Every record below should be written out exactly; pictures stay out.

Dataset rows about figures
start
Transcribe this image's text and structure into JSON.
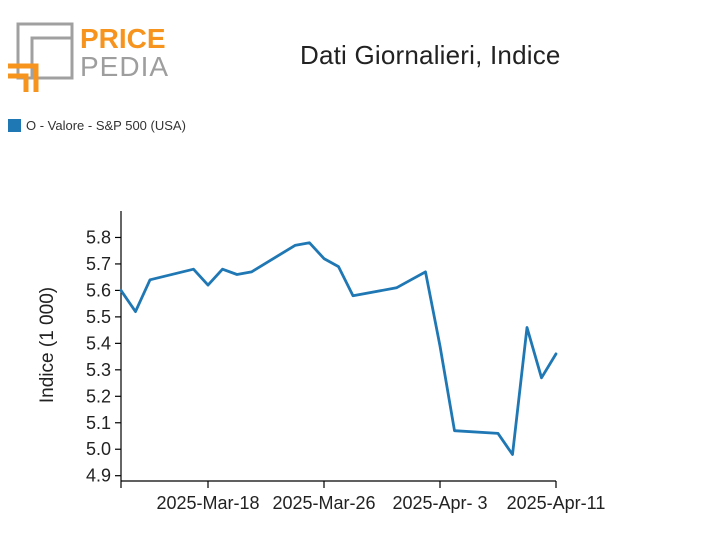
{
  "logo": {
    "line1": "PRICE",
    "line2": "PEDIA",
    "accent_color": "#f7941d",
    "gray_color": "#9e9e9e"
  },
  "chart_data": {
    "type": "line",
    "title": "Dati Giornalieri, Indice",
    "xlabel": "",
    "ylabel": "Indice (1 000)",
    "ylim": [
      4.88,
      5.9
    ],
    "yticks": [
      4.9,
      5.0,
      5.1,
      5.2,
      5.3,
      5.4,
      5.5,
      5.6,
      5.7,
      5.8
    ],
    "ytick_labels": [
      "4.9",
      "5.0",
      "5.1",
      "5.2",
      "5.3",
      "5.4",
      "5.5",
      "5.6",
      "5.7",
      "5.8"
    ],
    "xlim": [
      0,
      30
    ],
    "xticks": [
      6,
      14,
      22,
      30
    ],
    "xtick_labels": [
      "2025-Mar-18",
      "2025-Mar-26",
      "2025-Apr- 3",
      "2025-Apr-11"
    ],
    "series": [
      {
        "name": "O - Valore - S&P 500 (USA)",
        "color": "#1f77b4",
        "x": [
          0,
          1,
          2,
          5,
          6,
          7,
          8,
          9,
          12,
          13,
          14,
          15,
          16,
          19,
          20,
          21,
          22,
          23,
          26,
          27,
          28,
          29,
          30
        ],
        "values": [
          5.6,
          5.52,
          5.64,
          5.68,
          5.62,
          5.68,
          5.66,
          5.67,
          5.77,
          5.78,
          5.72,
          5.69,
          5.58,
          5.61,
          5.64,
          5.67,
          5.39,
          5.07,
          5.06,
          4.98,
          5.46,
          5.27,
          5.36
        ]
      }
    ]
  }
}
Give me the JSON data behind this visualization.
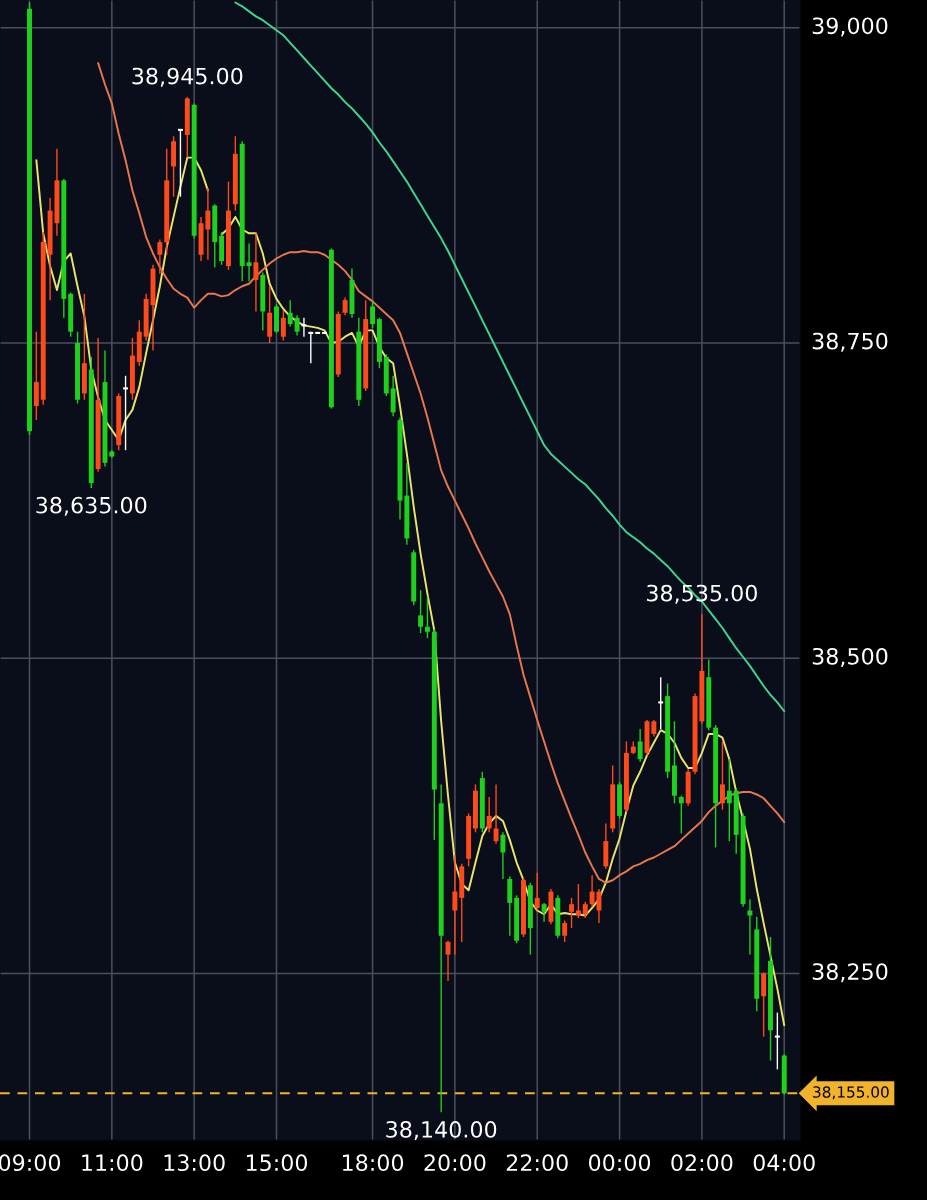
end
* [Solution for this task]:
Transcribe this image's text and structure into JSON.
{
  "logo": {
    "line1": "PRICE",
    "line2": "PEDIA",
    "accent_color": "#f7941d",
    "gray_color": "#9e9e9e"
  },
  "chart_data": {
    "type": "line",
    "title": "Dati Giornalieri, Indice",
    "xlabel": "",
    "ylabel": "Indice (1 000)",
    "ylim": [
      4.88,
      5.9
    ],
    "yticks": [
      4.9,
      5.0,
      5.1,
      5.2,
      5.3,
      5.4,
      5.5,
      5.6,
      5.7,
      5.8
    ],
    "ytick_labels": [
      "4.9",
      "5.0",
      "5.1",
      "5.2",
      "5.3",
      "5.4",
      "5.5",
      "5.6",
      "5.7",
      "5.8"
    ],
    "xlim": [
      0,
      30
    ],
    "xticks": [
      6,
      14,
      22,
      30
    ],
    "xtick_labels": [
      "2025-Mar-18",
      "2025-Mar-26",
      "2025-Apr- 3",
      "2025-Apr-11"
    ],
    "series": [
      {
        "name": "O - Valore - S&P 500 (USA)",
        "color": "#1f77b4",
        "x": [
          0,
          1,
          2,
          5,
          6,
          7,
          8,
          9,
          12,
          13,
          14,
          15,
          16,
          19,
          20,
          21,
          22,
          23,
          26,
          27,
          28,
          29,
          30
        ],
        "values": [
          5.6,
          5.52,
          5.64,
          5.68,
          5.62,
          5.68,
          5.66,
          5.67,
          5.77,
          5.78,
          5.72,
          5.69,
          5.58,
          5.61,
          5.64,
          5.67,
          5.39,
          5.07,
          5.06,
          4.98,
          5.46,
          5.27,
          5.36
        ]
      }
    ]
  }
}
Give me the JSON data behind this visualization.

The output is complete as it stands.